-- Job --
Your task is to reproduce the entries below word for word.

-- Data --
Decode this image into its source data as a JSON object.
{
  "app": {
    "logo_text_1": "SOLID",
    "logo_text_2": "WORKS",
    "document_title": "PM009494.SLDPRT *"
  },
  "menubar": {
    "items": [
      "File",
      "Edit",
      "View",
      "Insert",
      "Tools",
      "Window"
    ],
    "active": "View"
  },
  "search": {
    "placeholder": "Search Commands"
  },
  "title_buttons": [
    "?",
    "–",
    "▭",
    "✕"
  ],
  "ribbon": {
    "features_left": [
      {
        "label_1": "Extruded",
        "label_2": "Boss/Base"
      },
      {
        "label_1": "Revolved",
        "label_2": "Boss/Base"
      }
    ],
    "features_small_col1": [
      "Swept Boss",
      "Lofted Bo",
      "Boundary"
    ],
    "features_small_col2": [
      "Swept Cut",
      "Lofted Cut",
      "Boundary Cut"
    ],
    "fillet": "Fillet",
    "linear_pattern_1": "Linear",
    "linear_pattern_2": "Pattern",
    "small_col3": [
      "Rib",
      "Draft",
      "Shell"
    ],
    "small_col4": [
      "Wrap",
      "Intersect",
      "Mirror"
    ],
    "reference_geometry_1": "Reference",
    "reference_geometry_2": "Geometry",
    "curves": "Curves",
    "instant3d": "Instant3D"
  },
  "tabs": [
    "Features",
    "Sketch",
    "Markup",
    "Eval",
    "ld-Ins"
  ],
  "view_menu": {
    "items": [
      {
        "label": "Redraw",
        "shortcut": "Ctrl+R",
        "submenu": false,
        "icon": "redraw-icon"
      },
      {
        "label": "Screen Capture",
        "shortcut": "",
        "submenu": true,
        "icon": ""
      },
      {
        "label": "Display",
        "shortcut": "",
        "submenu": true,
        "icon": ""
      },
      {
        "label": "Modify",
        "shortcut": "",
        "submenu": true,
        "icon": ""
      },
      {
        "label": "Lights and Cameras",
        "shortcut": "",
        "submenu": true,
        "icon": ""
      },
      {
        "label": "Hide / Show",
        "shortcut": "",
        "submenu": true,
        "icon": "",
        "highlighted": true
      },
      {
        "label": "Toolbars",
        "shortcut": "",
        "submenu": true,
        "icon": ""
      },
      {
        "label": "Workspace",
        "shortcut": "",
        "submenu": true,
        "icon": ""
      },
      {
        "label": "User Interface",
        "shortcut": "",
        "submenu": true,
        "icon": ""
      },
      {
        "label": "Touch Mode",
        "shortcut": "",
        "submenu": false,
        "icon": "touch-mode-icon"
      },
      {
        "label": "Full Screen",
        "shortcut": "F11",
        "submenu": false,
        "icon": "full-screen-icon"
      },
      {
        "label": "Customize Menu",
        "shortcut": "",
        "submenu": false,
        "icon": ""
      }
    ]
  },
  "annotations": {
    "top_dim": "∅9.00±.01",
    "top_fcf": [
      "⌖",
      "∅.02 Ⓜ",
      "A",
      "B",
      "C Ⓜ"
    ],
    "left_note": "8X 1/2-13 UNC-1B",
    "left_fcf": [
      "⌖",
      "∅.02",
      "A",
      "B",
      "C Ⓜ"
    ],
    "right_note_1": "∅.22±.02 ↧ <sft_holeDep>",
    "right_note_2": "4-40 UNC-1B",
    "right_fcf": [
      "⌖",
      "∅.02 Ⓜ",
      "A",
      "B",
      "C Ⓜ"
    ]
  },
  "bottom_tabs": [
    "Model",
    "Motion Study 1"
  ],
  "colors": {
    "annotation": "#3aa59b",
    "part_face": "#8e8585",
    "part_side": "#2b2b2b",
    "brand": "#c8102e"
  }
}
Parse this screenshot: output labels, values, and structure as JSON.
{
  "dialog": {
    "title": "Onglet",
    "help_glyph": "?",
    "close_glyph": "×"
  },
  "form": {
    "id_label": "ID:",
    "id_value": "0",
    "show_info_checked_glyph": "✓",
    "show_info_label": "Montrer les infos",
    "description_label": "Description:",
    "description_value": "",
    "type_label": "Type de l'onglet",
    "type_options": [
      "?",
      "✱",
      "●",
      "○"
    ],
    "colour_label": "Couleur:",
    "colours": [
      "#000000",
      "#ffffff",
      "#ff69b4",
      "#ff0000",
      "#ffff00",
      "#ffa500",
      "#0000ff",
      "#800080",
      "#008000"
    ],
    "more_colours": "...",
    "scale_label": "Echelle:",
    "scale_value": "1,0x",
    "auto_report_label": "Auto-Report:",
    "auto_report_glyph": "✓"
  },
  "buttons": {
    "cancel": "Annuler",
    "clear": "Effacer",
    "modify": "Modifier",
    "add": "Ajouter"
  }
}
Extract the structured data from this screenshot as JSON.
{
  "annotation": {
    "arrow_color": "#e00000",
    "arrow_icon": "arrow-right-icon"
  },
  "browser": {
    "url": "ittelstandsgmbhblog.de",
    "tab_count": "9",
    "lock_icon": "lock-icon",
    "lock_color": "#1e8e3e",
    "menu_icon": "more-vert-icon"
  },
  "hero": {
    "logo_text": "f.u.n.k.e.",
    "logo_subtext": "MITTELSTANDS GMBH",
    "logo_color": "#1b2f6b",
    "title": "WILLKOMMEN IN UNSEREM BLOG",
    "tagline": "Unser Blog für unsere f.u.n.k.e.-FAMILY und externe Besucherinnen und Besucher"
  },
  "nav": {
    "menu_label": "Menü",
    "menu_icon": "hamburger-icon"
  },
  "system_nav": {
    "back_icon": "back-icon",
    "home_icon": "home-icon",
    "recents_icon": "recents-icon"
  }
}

-- Final result --
Decode this image into its source data as a JSON object.
{
  "app": {
    "logo_text_1": "SOLID",
    "logo_text_2": "WORKS",
    "document_title": "PM009494.SLDPRT *"
  },
  "menubar": {
    "items": [
      "File",
      "Edit",
      "View",
      "Insert",
      "Tools",
      "Window"
    ],
    "active": "View"
  },
  "search": {
    "placeholder": "Search Commands"
  },
  "title_buttons": [
    "?",
    "–",
    "▭",
    "✕"
  ],
  "ribbon": {
    "features_left": [
      {
        "label_1": "Extruded",
        "label_2": "Boss/Base"
      },
      {
        "label_1": "Revolved",
        "label_2": "Boss/Base"
      }
    ],
    "features_small_col1": [
      "Swept Boss",
      "Lofted Bo",
      "Boundary"
    ],
    "features_small_col2": [
      "Swept Cut",
      "Lofted Cut",
      "Boundary Cut"
    ],
    "fillet": "Fillet",
    "linear_pattern_1": "Linear",
    "linear_pattern_2": "Pattern",
    "small_col3": [
      "Rib",
      "Draft",
      "Shell"
    ],
    "small_col4": [
      "Wrap",
      "Intersect",
      "Mirror"
    ],
    "reference_geometry_1": "Reference",
    "reference_geometry_2": "Geometry",
    "curves": "Curves",
    "instant3d": "Instant3D"
  },
  "tabs": [
    "Features",
    "Sketch",
    "Markup",
    "Eval",
    "ld-Ins"
  ],
  "view_menu": {
    "items": [
      {
        "label": "Redraw",
        "shortcut": "Ctrl+R",
        "submenu": false,
        "icon": "redraw-icon"
      },
      {
        "label": "Screen Capture",
        "shortcut": "",
        "submenu": true,
        "icon": ""
      },
      {
        "label": "Display",
        "shortcut": "",
        "submenu": true,
        "icon": ""
      },
      {
        "label": "Modify",
        "shortcut": "",
        "submenu": true,
        "icon": ""
      },
      {
        "label": "Lights and Cameras",
        "shortcut": "",
        "submenu": true,
        "icon": ""
      },
      {
        "label": "Hide / Show",
        "shortcut": "",
        "submenu": true,
        "icon": "",
        "highlighted": true
      },
      {
        "label": "Toolbars",
        "shortcut": "",
        "submenu": true,
        "icon": ""
      },
      {
        "label": "Workspace",
        "shortcut": "",
        "submenu": true,
        "icon": ""
      },
      {
        "label": "User Interface",
        "shortcut": "",
        "submenu": true,
        "icon": ""
      },
      {
        "label": "Touch Mode",
        "shortcut": "",
        "submenu": false,
        "icon": "touch-mode-icon"
      },
      {
        "label": "Full Screen",
        "shortcut": "F11",
        "submenu": false,
        "icon": "full-screen-icon"
      },
      {
        "label": "Customize Menu",
        "shortcut": "",
        "submenu": false,
        "icon": ""
      }
    ]
  },
  "annotations": {
    "top_dim": "∅9.00±.01",
    "top_fcf": [
      "⌖",
      "∅.02 Ⓜ",
      "A",
      "B",
      "C Ⓜ"
    ],
    "left_note": "8X 1/2-13 UNC-1B",
    "left_fcf": [
      "⌖",
      "∅.02",
      "A",
      "B",
      "C Ⓜ"
    ],
    "right_note_1": "∅.22±.02 ↧ <sft_holeDep>",
    "right_note_2": "4-40 UNC-1B",
    "right_fcf": [
      "⌖",
      "∅.02 Ⓜ",
      "A",
      "B",
      "C Ⓜ"
    ]
  },
  "bottom_tabs": [
    "Model",
    "Motion Study 1"
  ],
  "colors": {
    "annotation": "#3aa59b",
    "part_face": "#8e8585",
    "part_side": "#2b2b2b",
    "brand": "#c8102e"
  }
}
Parse this screenshot: output labels, values, and structure as JSON.
{
  "dialog": {
    "title": "Onglet",
    "help_glyph": "?",
    "close_glyph": "×"
  },
  "form": {
    "id_label": "ID:",
    "id_value": "0",
    "show_info_checked_glyph": "✓",
    "show_info_label": "Montrer les infos",
    "description_label": "Description:",
    "description_value": "",
    "type_label": "Type de l'onglet",
    "type_options": [
      "?",
      "✱",
      "●",
      "○"
    ],
    "colour_label": "Couleur:",
    "colours": [
      "#000000",
      "#ffffff",
      "#ff69b4",
      "#ff0000",
      "#ffff00",
      "#ffa500",
      "#0000ff",
      "#800080",
      "#008000"
    ],
    "more_colours": "...",
    "scale_label": "Echelle:",
    "scale_value": "1,0x",
    "auto_report_label": "Auto-Report:",
    "auto_report_glyph": "✓"
  },
  "buttons": {
    "cancel": "Annuler",
    "clear": "Effacer",
    "modify": "Modifier",
    "add": "Ajouter"
  }
}
Extract the structured data from this screenshot as JSON.
{
  "annotation": {
    "arrow_color": "#e00000",
    "arrow_icon": "arrow-right-icon"
  },
  "browser": {
    "url": "ittelstandsgmbhblog.de",
    "tab_count": "9",
    "lock_icon": "lock-icon",
    "lock_color": "#1e8e3e",
    "menu_icon": "more-vert-icon"
  },
  "hero": {
    "logo_text": "f.u.n.k.e.",
    "logo_subtext": "MITTELSTANDS GMBH",
    "logo_color": "#1b2f6b",
    "title": "WILLKOMMEN IN UNSEREM BLOG",
    "tagline": "Unser Blog für unsere f.u.n.k.e.-FAMILY und externe Besucherinnen und Besucher"
  },
  "nav": {
    "menu_label": "Menü",
    "menu_icon": "hamburger-icon"
  },
  "system_nav": {
    "back_icon": "back-icon",
    "home_icon": "home-icon",
    "recents_icon": "recents-icon"
  }
}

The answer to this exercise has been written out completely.